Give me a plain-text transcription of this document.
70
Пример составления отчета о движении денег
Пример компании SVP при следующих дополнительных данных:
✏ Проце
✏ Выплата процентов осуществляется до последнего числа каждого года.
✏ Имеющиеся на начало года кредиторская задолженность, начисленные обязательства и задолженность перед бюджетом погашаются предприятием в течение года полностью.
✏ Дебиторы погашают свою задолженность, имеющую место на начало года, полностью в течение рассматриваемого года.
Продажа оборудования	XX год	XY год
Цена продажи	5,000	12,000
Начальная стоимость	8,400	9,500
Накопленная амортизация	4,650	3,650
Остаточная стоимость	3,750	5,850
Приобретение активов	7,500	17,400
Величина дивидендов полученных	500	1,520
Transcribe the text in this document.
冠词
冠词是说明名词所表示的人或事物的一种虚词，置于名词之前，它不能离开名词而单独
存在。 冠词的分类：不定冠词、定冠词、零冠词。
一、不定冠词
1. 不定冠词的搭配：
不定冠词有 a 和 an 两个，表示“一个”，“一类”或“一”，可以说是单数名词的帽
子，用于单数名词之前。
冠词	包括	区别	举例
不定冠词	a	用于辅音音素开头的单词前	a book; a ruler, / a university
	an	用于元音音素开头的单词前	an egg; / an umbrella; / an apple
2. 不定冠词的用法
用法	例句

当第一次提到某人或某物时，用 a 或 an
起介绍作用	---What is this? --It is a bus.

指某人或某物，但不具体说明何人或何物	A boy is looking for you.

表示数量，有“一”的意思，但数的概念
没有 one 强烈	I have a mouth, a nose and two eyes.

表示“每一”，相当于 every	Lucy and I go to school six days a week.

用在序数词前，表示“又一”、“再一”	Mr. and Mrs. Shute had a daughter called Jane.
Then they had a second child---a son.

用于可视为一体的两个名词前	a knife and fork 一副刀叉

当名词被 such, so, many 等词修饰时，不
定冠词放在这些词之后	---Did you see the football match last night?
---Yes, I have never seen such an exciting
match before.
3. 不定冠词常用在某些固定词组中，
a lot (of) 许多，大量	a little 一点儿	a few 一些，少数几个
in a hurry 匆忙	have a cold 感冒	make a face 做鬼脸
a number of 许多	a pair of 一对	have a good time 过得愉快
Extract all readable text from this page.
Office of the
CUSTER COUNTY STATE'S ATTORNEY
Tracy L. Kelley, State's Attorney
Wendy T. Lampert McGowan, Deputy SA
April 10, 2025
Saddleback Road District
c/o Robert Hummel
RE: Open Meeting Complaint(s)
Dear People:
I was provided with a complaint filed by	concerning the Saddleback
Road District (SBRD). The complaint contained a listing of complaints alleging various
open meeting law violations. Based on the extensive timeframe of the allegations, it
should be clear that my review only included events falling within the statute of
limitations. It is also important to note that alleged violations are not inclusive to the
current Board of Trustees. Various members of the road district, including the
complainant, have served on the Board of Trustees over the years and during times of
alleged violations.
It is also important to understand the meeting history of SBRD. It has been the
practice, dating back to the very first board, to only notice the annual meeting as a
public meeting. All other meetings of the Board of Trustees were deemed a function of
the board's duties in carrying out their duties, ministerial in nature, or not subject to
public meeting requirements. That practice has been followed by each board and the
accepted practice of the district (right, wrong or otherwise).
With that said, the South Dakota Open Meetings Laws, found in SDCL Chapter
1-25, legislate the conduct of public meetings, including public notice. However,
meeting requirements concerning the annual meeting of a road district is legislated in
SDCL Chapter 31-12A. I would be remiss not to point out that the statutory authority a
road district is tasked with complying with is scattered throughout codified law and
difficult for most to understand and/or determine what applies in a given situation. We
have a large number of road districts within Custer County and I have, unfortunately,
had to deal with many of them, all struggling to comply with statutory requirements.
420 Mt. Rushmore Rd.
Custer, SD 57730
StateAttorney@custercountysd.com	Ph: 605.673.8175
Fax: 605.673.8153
━━━━━━━━━━━━━━━━
§ Given instruction: Make an exact copy of the material above.

§ Response:
Give me a plain-text transcription of this document.
70
Пример составления отчета о движении денег
Пример компании SVP при следующих дополнительных данных:
✏ Проце
✏ Выплата процентов осуществляется до последнего числа каждого года.
✏ Имеющиеся на начало года кредиторская задолженность, начисленные обязательства и задолженность перед бюджетом погашаются предприятием в течение года полностью.
✏ Дебиторы погашают свою задолженность, имеющую место на начало года, полностью в течение рассматриваемого года.
Продажа оборудования	XX год	XY год
Цена продажи	5,000	12,000
Начальная стоимость	8,400	9,500
Накопленная амортизация	4,650	3,650
Остаточная стоимость	3,750	5,850
Приобретение активов	7,500	17,400
Величина дивидендов полученных	500	1,520
Transcribe the text in this document.
冠词
冠词是说明名词所表示的人或事物的一种虚词，置于名词之前，它不能离开名词而单独
存在。 冠词的分类：不定冠词、定冠词、零冠词。
一、不定冠词
1. 不定冠词的搭配：
不定冠词有 a 和 an 两个，表示“一个”，“一类”或“一”，可以说是单数名词的帽
子，用于单数名词之前。
冠词	包括	区别	举例
不定冠词	a	用于辅音音素开头的单词前	a book; a ruler, / a university
	an	用于元音音素开头的单词前	an egg; / an umbrella; / an apple
2. 不定冠词的用法
用法	例句

当第一次提到某人或某物时，用 a 或 an
起介绍作用	---What is this? --It is a bus.

指某人或某物，但不具体说明何人或何物	A boy is looking for you.

表示数量，有“一”的意思，但数的概念
没有 one 强烈	I have a mouth, a nose and two eyes.

表示“每一”，相当于 every	Lucy and I go to school six days a week.

用在序数词前，表示“又一”、“再一”	Mr. and Mrs. Shute had a daughter called Jane.
Then they had a second child---a son.

用于可视为一体的两个名词前	a knife and fork 一副刀叉

当名词被 such, so, many 等词修饰时，不
定冠词放在这些词之后	---Did you see the football match last night?
---Yes, I have never seen such an exciting
match before.
3. 不定冠词常用在某些固定词组中，
a lot (of) 许多，大量	a little 一点儿	a few 一些，少数几个
in a hurry 匆忙	have a cold 感冒	make a face 做鬼脸
a number of 许多	a pair of 一对	have a good time 过得愉快
Extract all readable text from this page.
Office of the
CUSTER COUNTY STATE'S ATTORNEY
Tracy L. Kelley, State's Attorney
Wendy T. Lampert McGowan, Deputy SA
April 10, 2025
Saddleback Road District
c/o Robert Hummel
RE: Open Meeting Complaint(s)
Dear People:
I was provided with a complaint filed by	concerning the Saddleback
Road District (SBRD). The complaint contained a listing of complaints alleging various
open meeting law violations. Based on the extensive timeframe of the allegations, it
should be clear that my review only included events falling within the statute of
limitations. It is also important to note that alleged violations are not inclusive to the
current Board of Trustees. Various members of the road district, including the
complainant, have served on the Board of Trustees over the years and during times of
alleged violations.
It is also important to understand the meeting history of SBRD. It has been the
practice, dating back to the very first board, to only notice the annual meeting as a
public meeting. All other meetings of the Board of Trustees were deemed a function of
the board's duties in carrying out their duties, ministerial in nature, or not subject to
public meeting requirements. That practice has been followed by each board and the
accepted practice of the district (right, wrong or otherwise).
With that said, the South Dakota Open Meetings Laws, found in SDCL Chapter
1-25, legislate the conduct of public meetings, including public notice. However,
meeting requirements concerning the annual meeting of a road district is legislated in
SDCL Chapter 31-12A. I would be remiss not to point out that the statutory authority a
road district is tasked with complying with is scattered throughout codified law and
difficult for most to understand and/or determine what applies in a given situation. We
have a large number of road districts within Custer County and I have, unfortunately,
had to deal with many of them, all struggling to comply with statutory requirements.
420 Mt. Rushmore Rd.
Custer, SD 57730
StateAttorney@custercountysd.com	Ph: 605.673.8175
Fax: 605.673.8153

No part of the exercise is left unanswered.